Request:
Extract every record, keeping each one exactly as it is.

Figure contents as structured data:
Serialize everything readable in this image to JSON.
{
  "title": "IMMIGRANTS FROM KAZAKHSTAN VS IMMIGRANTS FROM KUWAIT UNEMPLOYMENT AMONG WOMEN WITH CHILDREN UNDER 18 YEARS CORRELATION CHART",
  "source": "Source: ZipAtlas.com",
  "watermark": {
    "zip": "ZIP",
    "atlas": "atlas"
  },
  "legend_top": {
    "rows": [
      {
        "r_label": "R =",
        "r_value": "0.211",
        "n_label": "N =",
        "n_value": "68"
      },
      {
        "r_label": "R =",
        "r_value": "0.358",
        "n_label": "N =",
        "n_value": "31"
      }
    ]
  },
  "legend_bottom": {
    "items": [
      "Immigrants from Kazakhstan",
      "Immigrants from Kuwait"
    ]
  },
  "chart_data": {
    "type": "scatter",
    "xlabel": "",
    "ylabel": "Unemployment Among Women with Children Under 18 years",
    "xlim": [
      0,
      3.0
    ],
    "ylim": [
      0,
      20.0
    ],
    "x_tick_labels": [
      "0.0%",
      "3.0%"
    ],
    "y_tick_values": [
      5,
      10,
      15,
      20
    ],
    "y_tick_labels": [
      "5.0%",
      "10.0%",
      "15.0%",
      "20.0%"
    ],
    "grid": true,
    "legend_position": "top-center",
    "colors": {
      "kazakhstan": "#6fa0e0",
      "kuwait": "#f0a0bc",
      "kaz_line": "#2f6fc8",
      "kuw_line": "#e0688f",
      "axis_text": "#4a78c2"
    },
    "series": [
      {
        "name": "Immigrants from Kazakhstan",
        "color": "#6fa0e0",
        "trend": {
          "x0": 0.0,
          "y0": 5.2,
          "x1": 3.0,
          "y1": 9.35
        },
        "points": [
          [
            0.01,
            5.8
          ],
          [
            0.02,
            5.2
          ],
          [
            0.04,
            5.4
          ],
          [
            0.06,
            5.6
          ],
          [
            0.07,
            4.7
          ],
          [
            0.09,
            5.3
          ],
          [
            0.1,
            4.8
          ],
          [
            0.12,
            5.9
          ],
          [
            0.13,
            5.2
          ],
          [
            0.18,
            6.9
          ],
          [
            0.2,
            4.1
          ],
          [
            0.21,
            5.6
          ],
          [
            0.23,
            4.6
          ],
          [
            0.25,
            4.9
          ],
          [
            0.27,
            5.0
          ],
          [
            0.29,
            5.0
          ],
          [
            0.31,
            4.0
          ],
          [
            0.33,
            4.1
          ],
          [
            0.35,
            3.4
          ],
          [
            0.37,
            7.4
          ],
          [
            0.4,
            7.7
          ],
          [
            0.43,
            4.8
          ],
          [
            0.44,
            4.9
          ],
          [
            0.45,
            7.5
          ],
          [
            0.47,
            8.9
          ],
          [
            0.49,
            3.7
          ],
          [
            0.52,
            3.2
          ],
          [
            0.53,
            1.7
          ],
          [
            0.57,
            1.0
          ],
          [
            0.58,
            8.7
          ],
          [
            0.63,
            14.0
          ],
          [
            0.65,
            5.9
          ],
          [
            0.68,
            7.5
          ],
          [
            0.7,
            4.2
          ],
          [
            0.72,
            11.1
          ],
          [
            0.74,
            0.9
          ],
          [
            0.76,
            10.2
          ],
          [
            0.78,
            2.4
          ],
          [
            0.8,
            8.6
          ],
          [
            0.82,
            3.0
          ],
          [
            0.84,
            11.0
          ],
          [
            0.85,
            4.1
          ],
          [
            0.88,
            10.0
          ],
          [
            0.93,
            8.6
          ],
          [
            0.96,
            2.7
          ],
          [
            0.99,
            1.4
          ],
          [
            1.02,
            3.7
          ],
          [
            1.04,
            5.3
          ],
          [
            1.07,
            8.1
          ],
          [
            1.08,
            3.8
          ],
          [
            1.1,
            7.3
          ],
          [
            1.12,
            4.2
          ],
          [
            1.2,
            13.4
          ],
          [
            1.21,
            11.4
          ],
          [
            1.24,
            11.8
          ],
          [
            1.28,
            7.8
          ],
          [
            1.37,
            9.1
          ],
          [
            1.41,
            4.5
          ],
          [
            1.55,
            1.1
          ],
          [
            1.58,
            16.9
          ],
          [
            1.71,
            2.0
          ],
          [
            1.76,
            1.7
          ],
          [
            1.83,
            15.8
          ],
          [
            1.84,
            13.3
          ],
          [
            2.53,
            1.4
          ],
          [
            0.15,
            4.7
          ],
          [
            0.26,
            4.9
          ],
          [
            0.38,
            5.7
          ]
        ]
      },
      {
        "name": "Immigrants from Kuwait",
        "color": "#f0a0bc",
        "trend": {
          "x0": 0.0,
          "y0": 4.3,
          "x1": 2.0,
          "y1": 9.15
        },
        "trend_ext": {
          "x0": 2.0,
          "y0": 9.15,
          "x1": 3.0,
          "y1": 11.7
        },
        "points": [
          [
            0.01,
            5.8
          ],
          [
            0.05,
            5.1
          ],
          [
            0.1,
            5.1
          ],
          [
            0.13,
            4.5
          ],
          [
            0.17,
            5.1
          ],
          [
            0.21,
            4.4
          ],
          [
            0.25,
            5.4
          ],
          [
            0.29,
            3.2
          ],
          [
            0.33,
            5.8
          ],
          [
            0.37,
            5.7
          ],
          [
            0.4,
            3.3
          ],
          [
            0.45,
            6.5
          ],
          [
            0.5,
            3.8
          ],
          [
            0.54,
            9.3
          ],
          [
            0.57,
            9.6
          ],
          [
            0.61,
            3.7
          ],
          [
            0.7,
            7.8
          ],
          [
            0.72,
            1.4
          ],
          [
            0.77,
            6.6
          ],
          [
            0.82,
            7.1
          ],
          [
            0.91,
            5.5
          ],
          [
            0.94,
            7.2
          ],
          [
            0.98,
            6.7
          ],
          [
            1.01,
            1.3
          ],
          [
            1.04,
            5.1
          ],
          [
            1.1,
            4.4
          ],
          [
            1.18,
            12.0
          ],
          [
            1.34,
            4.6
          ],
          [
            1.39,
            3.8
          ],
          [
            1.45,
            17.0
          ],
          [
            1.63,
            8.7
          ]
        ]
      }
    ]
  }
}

Exercise solution:
Serialize everything readable in this image to JSON.
{
  "title": "IMMIGRANTS FROM KAZAKHSTAN VS IMMIGRANTS FROM KUWAIT UNEMPLOYMENT AMONG WOMEN WITH CHILDREN UNDER 18 YEARS CORRELATION CHART",
  "source": "Source: ZipAtlas.com",
  "watermark": {
    "zip": "ZIP",
    "atlas": "atlas"
  },
  "legend_top": {
    "rows": [
      {
        "r_label": "R =",
        "r_value": "0.211",
        "n_label": "N =",
        "n_value": "68"
      },
      {
        "r_label": "R =",
        "r_value": "0.358",
        "n_label": "N =",
        "n_value": "31"
      }
    ]
  },
  "legend_bottom": {
    "items": [
      "Immigrants from Kazakhstan",
      "Immigrants from Kuwait"
    ]
  },
  "chart_data": {
    "type": "scatter",
    "xlabel": "",
    "ylabel": "Unemployment Among Women with Children Under 18 years",
    "xlim": [
      0,
      3.0
    ],
    "ylim": [
      0,
      20.0
    ],
    "x_tick_labels": [
      "0.0%",
      "3.0%"
    ],
    "y_tick_values": [
      5,
      10,
      15,
      20
    ],
    "y_tick_labels": [
      "5.0%",
      "10.0%",
      "15.0%",
      "20.0%"
    ],
    "grid": true,
    "legend_position": "top-center",
    "colors": {
      "kazakhstan": "#6fa0e0",
      "kuwait": "#f0a0bc",
      "kaz_line": "#2f6fc8",
      "kuw_line": "#e0688f",
      "axis_text": "#4a78c2"
    },
    "series": [
      {
        "name": "Immigrants from Kazakhstan",
        "color": "#6fa0e0",
        "trend": {
          "x0": 0.0,
          "y0": 5.2,
          "x1": 3.0,
          "y1": 9.35
        },
        "points": [
          [
            0.01,
            5.8
          ],
          [
            0.02,
            5.2
          ],
          [
            0.04,
            5.4
          ],
          [
            0.06,
            5.6
          ],
          [
            0.07,
            4.7
          ],
          [
            0.09,
            5.3
          ],
          [
            0.1,
            4.8
          ],
          [
            0.12,
            5.9
          ],
          [
            0.13,
            5.2
          ],
          [
            0.18,
            6.9
          ],
          [
            0.2,
            4.1
          ],
          [
            0.21,
            5.6
          ],
          [
            0.23,
            4.6
          ],
          [
            0.25,
            4.9
          ],
          [
            0.27,
            5.0
          ],
          [
            0.29,
            5.0
          ],
          [
            0.31,
            4.0
          ],
          [
            0.33,
            4.1
          ],
          [
            0.35,
            3.4
          ],
          [
            0.37,
            7.4
          ],
          [
            0.4,
            7.7
          ],
          [
            0.43,
            4.8
          ],
          [
            0.44,
            4.9
          ],
          [
            0.45,
            7.5
          ],
          [
            0.47,
            8.9
          ],
          [
            0.49,
            3.7
          ],
          [
            0.52,
            3.2
          ],
          [
            0.53,
            1.7
          ],
          [
            0.57,
            1.0
          ],
          [
            0.58,
            8.7
          ],
          [
            0.63,
            14.0
          ],
          [
            0.65,
            5.9
          ],
          [
            0.68,
            7.5
          ],
          [
            0.7,
            4.2
          ],
          [
            0.72,
            11.1
          ],
          [
            0.74,
            0.9
          ],
          [
            0.76,
            10.2
          ],
          [
            0.78,
            2.4
          ],
          [
            0.8,
            8.6
          ],
          [
            0.82,
            3.0
          ],
          [
            0.84,
            11.0
          ],
          [
            0.85,
            4.1
          ],
          [
            0.88,
            10.0
          ],
          [
            0.93,
            8.6
          ],
          [
            0.96,
            2.7
          ],
          [
            0.99,
            1.4
          ],
          [
            1.02,
            3.7
          ],
          [
            1.04,
            5.3
          ],
          [
            1.07,
            8.1
          ],
          [
            1.08,
            3.8
          ],
          [
            1.1,
            7.3
          ],
          [
            1.12,
            4.2
          ],
          [
            1.2,
            13.4
          ],
          [
            1.21,
            11.4
          ],
          [
            1.24,
            11.8
          ],
          [
            1.28,
            7.8
          ],
          [
            1.37,
            9.1
          ],
          [
            1.41,
            4.5
          ],
          [
            1.55,
            1.1
          ],
          [
            1.58,
            16.9
          ],
          [
            1.71,
            2.0
          ],
          [
            1.76,
            1.7
          ],
          [
            1.83,
            15.8
          ],
          [
            1.84,
            13.3
          ],
          [
            2.53,
            1.4
          ],
          [
            0.15,
            4.7
          ],
          [
            0.26,
            4.9
          ],
          [
            0.38,
            5.7
          ]
        ]
      },
      {
        "name": "Immigrants from Kuwait",
        "color": "#f0a0bc",
        "trend": {
          "x0": 0.0,
          "y0": 4.3,
          "x1": 2.0,
          "y1": 9.15
        },
        "trend_ext": {
          "x0": 2.0,
          "y0": 9.15,
          "x1": 3.0,
          "y1": 11.7
        },
        "points": [
          [
            0.01,
            5.8
          ],
          [
            0.05,
            5.1
          ],
          [
            0.1,
            5.1
          ],
          [
            0.13,
            4.5
          ],
          [
            0.17,
            5.1
          ],
          [
            0.21,
            4.4
          ],
          [
            0.25,
            5.4
          ],
          [
            0.29,
            3.2
          ],
          [
            0.33,
            5.8
          ],
          [
            0.37,
            5.7
          ],
          [
            0.4,
            3.3
          ],
          [
            0.45,
            6.5
          ],
          [
            0.5,
            3.8
          ],
          [
            0.54,
            9.3
          ],
          [
            0.57,
            9.6
          ],
          [
            0.61,
            3.7
          ],
          [
            0.7,
            7.8
          ],
          [
            0.72,
            1.4
          ],
          [
            0.77,
            6.6
          ],
          [
            0.82,
            7.1
          ],
          [
            0.91,
            5.5
          ],
          [
            0.94,
            7.2
          ],
          [
            0.98,
            6.7
          ],
          [
            1.01,
            1.3
          ],
          [
            1.04,
            5.1
          ],
          [
            1.1,
            4.4
          ],
          [
            1.18,
            12.0
          ],
          [
            1.34,
            4.6
          ],
          [
            1.39,
            3.8
          ],
          [
            1.45,
            17.0
          ],
          [
            1.63,
            8.7
          ]
        ]
      }
    ]
  }
}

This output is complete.